[Opening Given entries section]

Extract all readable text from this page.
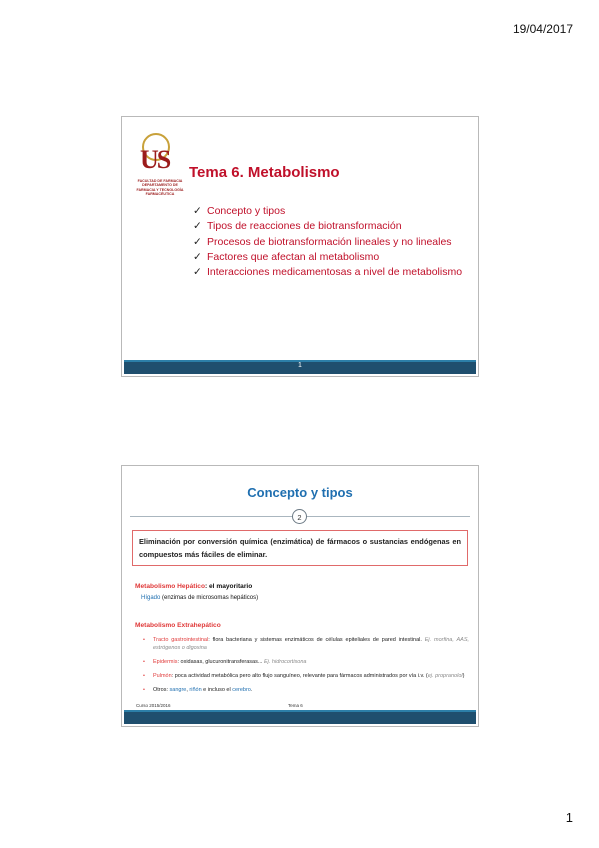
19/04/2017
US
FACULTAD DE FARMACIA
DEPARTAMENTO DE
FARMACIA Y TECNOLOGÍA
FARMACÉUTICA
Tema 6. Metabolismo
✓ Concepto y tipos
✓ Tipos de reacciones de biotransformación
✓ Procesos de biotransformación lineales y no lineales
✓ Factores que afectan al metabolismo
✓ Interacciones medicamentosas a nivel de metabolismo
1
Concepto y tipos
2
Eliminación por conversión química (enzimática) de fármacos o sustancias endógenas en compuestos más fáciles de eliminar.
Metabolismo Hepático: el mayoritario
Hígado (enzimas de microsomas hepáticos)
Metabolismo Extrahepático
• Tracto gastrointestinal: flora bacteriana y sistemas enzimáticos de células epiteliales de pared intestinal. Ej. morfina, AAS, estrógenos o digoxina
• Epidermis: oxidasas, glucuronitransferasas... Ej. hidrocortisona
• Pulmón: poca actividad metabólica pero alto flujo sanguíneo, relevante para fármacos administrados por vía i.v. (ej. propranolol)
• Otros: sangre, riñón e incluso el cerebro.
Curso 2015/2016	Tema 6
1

[Closing Given entries section]

● **Work order**
A word-for-word copy of the listing is needed. It must not include the pictures.

● **Written reply**
Extract all readable text from this page.
19/04/2017
US
FACULTAD DE FARMACIA
DEPARTAMENTO DE
FARMACIA Y TECNOLOGÍA
FARMACÉUTICA
Tema 6. Metabolismo
✓ Concepto y tipos
✓ Tipos de reacciones de biotransformación
✓ Procesos de biotransformación lineales y no lineales
✓ Factores que afectan al metabolismo
✓ Interacciones medicamentosas a nivel de metabolismo
1
Concepto y tipos
2
Eliminación por conversión química (enzimática) de fármacos o sustancias endógenas en compuestos más fáciles de eliminar.
Metabolismo Hepático: el mayoritario
Hígado (enzimas de microsomas hepáticos)
Metabolismo Extrahepático
• Tracto gastrointestinal: flora bacteriana y sistemas enzimáticos de células epiteliales de pared intestinal. Ej. morfina, AAS, estrógenos o digoxina
• Epidermis: oxidasas, glucuronitransferasas... Ej. hidrocortisona
• Pulmón: poca actividad metabólica pero alto flujo sanguíneo, relevante para fármacos administrados por vía i.v. (ej. propranolol)
• Otros: sangre, riñón e incluso el cerebro.
Curso 2015/2016	Tema 6
1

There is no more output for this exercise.